**Task instructions**
Write out every entry precisely as given, leaving the pictures out.
--- start of Records supplied ---
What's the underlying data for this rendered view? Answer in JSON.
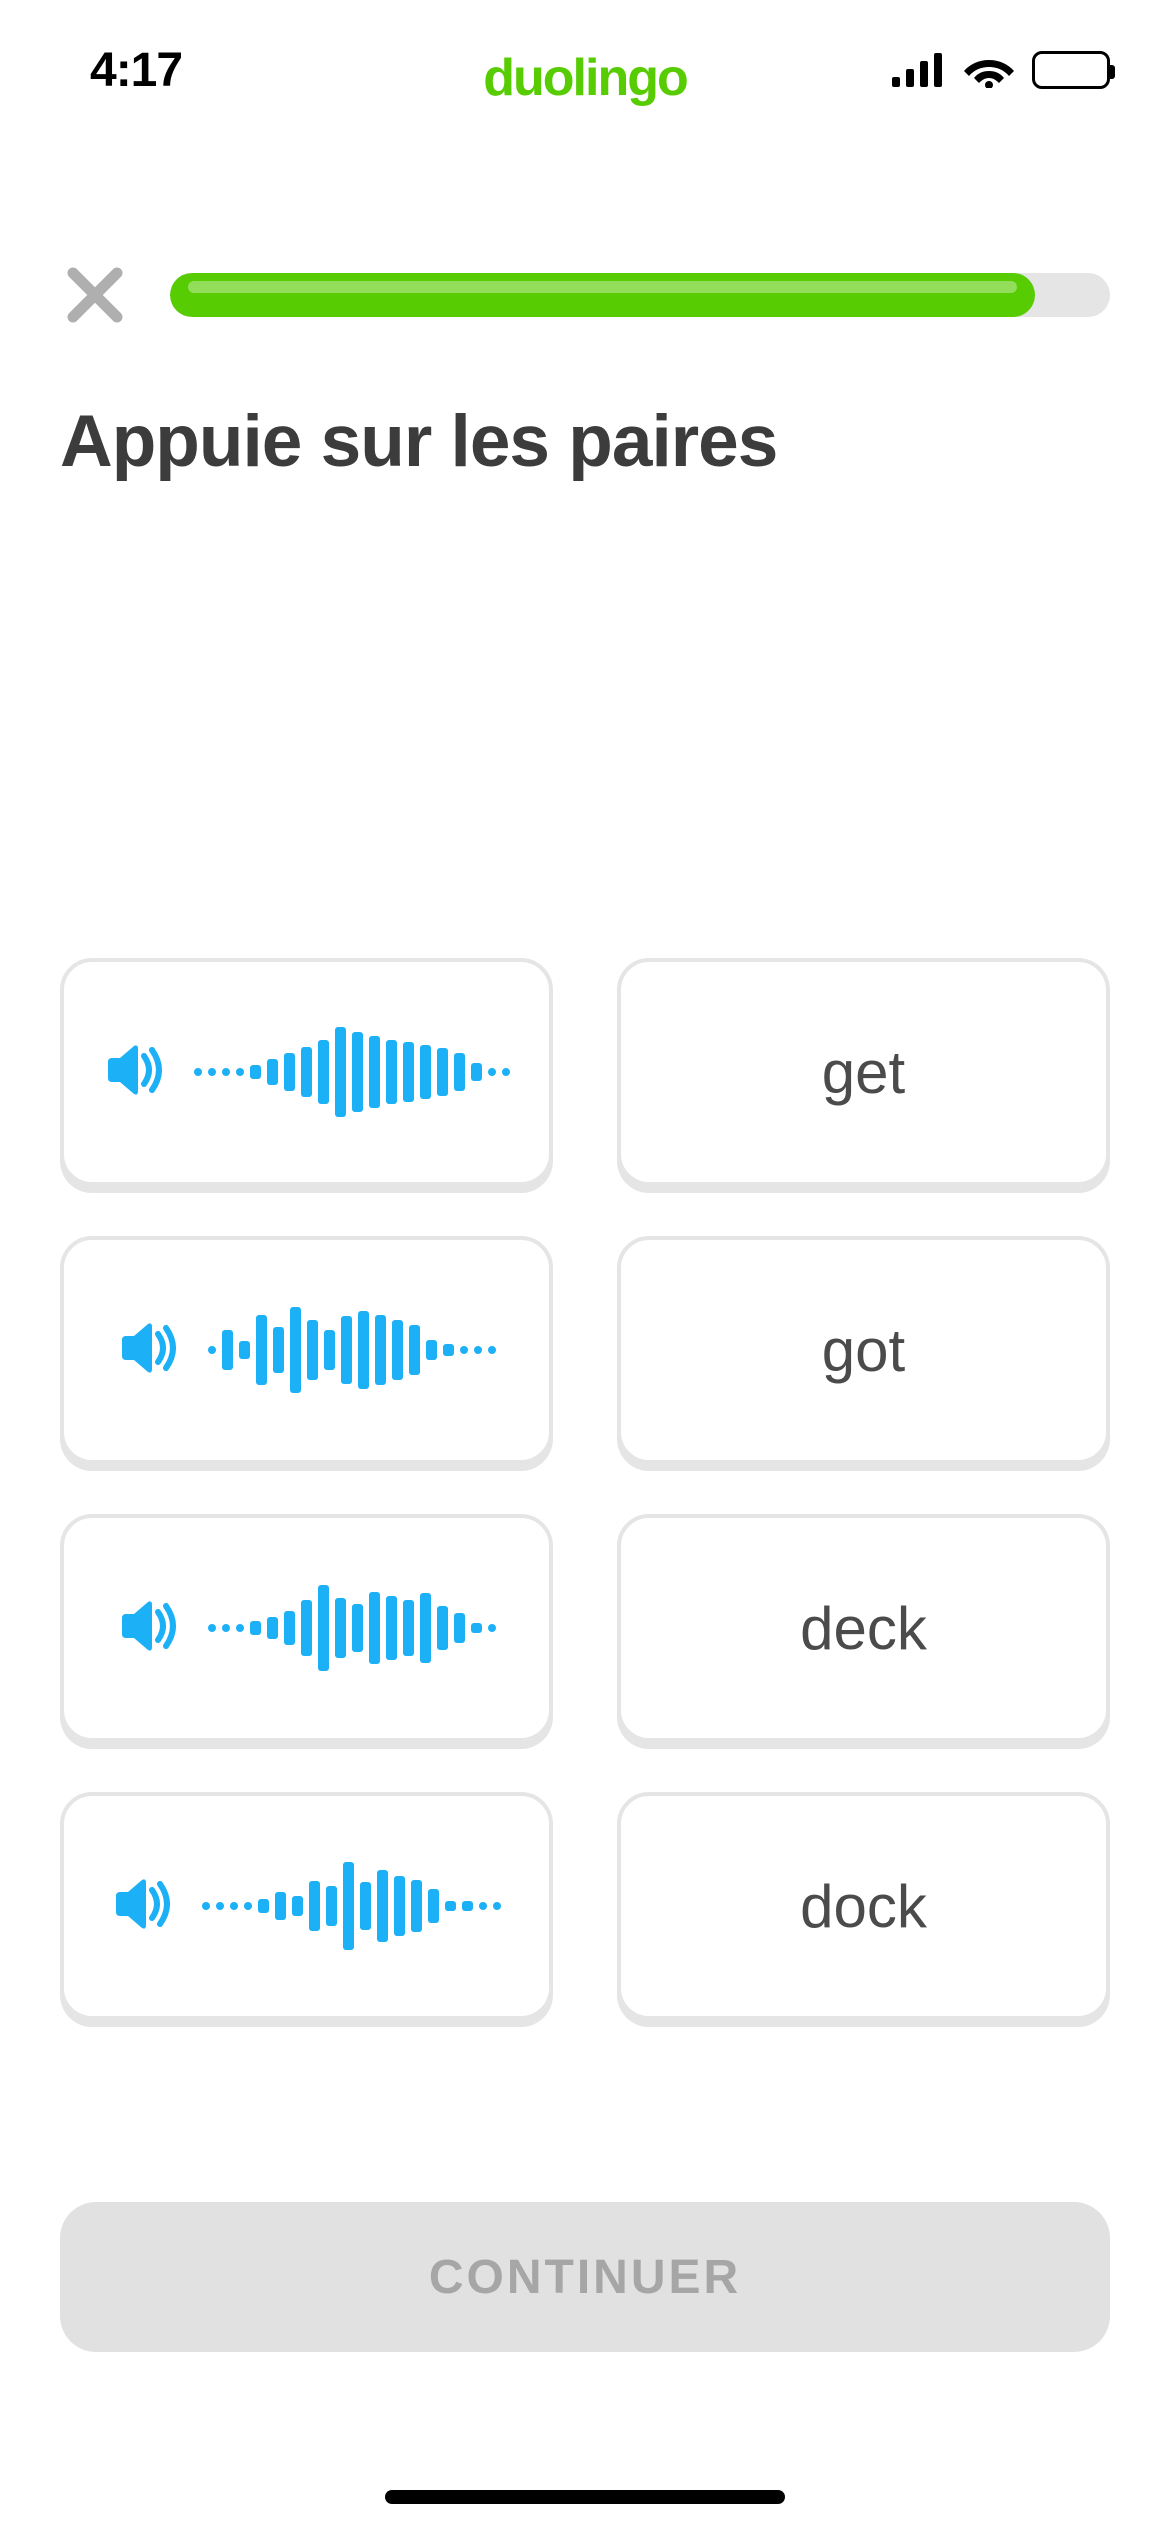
{
  "status": {
    "time": "4:17",
    "logo": "duolingo"
  },
  "colors": {
    "green": "#58cc02",
    "blue": "#1cb0f6"
  },
  "progress_percent": 92,
  "prompt": "Appuie sur les paires",
  "audio_cards": [
    {
      "wave_heights": [
        6,
        6,
        6,
        6,
        14,
        26,
        38,
        50,
        64,
        90,
        80,
        72,
        64,
        60,
        54,
        48,
        38,
        18,
        6,
        6
      ]
    },
    {
      "wave_heights": [
        6,
        40,
        18,
        70,
        46,
        86,
        60,
        40,
        68,
        78,
        70,
        60,
        50,
        20,
        12,
        8,
        6,
        6
      ]
    },
    {
      "wave_heights": [
        6,
        6,
        6,
        14,
        22,
        34,
        56,
        86,
        60,
        48,
        72,
        64,
        56,
        70,
        44,
        30,
        10,
        6
      ]
    },
    {
      "wave_heights": [
        6,
        6,
        6,
        6,
        14,
        28,
        20,
        50,
        40,
        88,
        48,
        72,
        60,
        52,
        34,
        10,
        10,
        6,
        6
      ]
    }
  ],
  "word_cards": [
    "get",
    "got",
    "deck",
    "dock"
  ],
  "continue_label": "CONTINUER"
}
--- end of Records supplied ---
**Result of the task**
What's the underlying data for this rendered view? Answer in JSON.
{
  "status": {
    "time": "4:17",
    "logo": "duolingo"
  },
  "colors": {
    "green": "#58cc02",
    "blue": "#1cb0f6"
  },
  "progress_percent": 92,
  "prompt": "Appuie sur les paires",
  "audio_cards": [
    {
      "wave_heights": [
        6,
        6,
        6,
        6,
        14,
        26,
        38,
        50,
        64,
        90,
        80,
        72,
        64,
        60,
        54,
        48,
        38,
        18,
        6,
        6
      ]
    },
    {
      "wave_heights": [
        6,
        40,
        18,
        70,
        46,
        86,
        60,
        40,
        68,
        78,
        70,
        60,
        50,
        20,
        12,
        8,
        6,
        6
      ]
    },
    {
      "wave_heights": [
        6,
        6,
        6,
        14,
        22,
        34,
        56,
        86,
        60,
        48,
        72,
        64,
        56,
        70,
        44,
        30,
        10,
        6
      ]
    },
    {
      "wave_heights": [
        6,
        6,
        6,
        6,
        14,
        28,
        20,
        50,
        40,
        88,
        48,
        72,
        60,
        52,
        34,
        10,
        10,
        6,
        6
      ]
    }
  ],
  "word_cards": [
    "get",
    "got",
    "deck",
    "dock"
  ],
  "continue_label": "CONTINUER"
}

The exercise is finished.